# [DATA FOR THIS TASK]
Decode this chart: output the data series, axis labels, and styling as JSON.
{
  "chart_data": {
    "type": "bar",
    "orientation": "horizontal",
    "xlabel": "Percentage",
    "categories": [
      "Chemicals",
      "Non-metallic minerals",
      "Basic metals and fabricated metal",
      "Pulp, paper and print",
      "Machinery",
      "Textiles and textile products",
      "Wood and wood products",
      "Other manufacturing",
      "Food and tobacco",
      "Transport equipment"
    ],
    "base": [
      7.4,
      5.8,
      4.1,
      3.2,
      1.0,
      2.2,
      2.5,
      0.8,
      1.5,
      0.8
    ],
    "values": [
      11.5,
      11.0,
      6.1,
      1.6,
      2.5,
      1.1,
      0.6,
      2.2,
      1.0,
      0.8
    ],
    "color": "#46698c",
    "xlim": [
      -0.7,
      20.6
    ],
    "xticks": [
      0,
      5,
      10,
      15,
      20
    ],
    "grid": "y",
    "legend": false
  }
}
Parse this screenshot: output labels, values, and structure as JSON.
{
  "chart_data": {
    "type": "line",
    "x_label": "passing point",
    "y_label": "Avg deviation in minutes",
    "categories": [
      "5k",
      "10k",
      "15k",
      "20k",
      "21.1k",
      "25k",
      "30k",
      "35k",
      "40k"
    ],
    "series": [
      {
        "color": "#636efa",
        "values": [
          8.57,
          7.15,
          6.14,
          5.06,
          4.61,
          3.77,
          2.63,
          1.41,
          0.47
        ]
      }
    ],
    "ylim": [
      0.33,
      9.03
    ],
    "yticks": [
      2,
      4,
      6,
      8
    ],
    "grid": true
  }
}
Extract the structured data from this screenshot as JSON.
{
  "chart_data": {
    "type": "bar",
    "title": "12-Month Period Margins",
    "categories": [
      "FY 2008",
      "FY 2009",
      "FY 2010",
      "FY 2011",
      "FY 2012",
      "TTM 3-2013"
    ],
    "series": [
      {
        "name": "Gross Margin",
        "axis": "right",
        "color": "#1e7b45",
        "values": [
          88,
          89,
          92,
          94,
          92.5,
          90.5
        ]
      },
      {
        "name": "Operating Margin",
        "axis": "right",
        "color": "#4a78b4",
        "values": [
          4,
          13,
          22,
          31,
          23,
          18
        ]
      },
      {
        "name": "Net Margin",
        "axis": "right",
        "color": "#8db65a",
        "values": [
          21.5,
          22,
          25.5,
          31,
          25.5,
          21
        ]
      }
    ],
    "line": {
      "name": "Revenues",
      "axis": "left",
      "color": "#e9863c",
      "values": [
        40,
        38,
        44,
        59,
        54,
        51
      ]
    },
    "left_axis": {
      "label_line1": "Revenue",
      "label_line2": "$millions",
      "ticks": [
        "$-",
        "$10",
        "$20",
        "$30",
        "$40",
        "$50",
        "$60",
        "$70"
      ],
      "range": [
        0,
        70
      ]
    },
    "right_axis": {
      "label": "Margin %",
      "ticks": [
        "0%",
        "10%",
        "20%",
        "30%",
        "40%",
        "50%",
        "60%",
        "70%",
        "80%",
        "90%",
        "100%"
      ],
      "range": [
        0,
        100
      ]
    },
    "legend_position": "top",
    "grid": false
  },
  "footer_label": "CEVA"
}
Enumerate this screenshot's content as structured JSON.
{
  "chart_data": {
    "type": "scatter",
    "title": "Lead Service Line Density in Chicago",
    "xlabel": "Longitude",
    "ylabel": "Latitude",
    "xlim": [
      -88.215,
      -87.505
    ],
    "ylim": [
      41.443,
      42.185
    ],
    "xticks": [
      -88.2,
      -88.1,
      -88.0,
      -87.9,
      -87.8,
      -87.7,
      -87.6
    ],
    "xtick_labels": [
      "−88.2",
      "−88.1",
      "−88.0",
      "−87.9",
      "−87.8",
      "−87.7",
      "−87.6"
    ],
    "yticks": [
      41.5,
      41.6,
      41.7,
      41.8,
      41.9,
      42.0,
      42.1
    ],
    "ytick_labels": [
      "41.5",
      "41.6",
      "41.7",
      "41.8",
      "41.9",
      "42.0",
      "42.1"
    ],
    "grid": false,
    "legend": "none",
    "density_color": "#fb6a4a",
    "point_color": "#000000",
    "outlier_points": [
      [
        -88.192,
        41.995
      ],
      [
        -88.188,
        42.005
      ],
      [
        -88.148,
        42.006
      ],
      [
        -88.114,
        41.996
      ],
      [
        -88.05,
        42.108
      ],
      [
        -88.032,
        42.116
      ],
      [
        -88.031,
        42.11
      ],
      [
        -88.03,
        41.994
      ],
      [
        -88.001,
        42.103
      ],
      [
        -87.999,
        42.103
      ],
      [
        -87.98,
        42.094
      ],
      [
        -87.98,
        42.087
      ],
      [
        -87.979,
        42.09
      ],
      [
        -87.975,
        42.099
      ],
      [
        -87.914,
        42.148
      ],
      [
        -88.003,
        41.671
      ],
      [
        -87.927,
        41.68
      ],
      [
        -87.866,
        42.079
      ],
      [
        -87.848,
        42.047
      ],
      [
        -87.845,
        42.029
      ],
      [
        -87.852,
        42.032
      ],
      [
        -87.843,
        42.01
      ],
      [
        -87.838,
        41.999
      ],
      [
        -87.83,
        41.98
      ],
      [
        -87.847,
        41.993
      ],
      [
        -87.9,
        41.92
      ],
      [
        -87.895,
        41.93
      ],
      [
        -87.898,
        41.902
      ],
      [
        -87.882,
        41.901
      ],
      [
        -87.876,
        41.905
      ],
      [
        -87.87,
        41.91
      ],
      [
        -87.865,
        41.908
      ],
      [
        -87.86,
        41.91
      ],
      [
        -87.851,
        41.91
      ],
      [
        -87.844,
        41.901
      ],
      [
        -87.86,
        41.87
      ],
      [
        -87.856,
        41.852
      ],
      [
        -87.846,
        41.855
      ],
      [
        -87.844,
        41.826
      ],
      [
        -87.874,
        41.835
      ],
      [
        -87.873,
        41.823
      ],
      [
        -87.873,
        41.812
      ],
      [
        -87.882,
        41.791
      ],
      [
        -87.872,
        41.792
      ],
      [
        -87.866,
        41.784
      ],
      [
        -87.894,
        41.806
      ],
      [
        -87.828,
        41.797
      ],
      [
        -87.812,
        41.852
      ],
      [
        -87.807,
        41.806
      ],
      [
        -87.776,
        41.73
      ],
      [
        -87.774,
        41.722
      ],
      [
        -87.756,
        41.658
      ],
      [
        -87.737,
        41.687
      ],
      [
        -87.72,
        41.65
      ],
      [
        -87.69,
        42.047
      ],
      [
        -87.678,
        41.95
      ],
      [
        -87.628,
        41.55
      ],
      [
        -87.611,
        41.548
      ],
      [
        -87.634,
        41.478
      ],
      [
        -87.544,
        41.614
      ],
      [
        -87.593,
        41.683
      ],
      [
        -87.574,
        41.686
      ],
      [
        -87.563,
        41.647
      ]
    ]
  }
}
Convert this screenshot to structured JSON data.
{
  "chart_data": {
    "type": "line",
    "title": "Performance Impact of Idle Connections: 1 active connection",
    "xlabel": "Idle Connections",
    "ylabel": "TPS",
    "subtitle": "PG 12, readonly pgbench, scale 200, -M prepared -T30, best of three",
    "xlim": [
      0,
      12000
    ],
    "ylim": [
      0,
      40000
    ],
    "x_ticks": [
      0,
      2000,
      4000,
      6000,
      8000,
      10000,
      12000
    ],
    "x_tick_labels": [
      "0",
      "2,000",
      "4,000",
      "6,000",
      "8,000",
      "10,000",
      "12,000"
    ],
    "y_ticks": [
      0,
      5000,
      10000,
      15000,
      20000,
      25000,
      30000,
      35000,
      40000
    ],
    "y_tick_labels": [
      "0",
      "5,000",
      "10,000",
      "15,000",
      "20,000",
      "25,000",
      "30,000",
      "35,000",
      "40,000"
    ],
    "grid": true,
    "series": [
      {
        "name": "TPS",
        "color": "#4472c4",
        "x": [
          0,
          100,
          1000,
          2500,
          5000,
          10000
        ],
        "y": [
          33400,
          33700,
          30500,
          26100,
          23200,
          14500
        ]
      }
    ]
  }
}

# [TASK BRIEF]
Your answer should be a single number: the count of lines containing the word "JSON".

# [EXERCISE OUTPUT]
5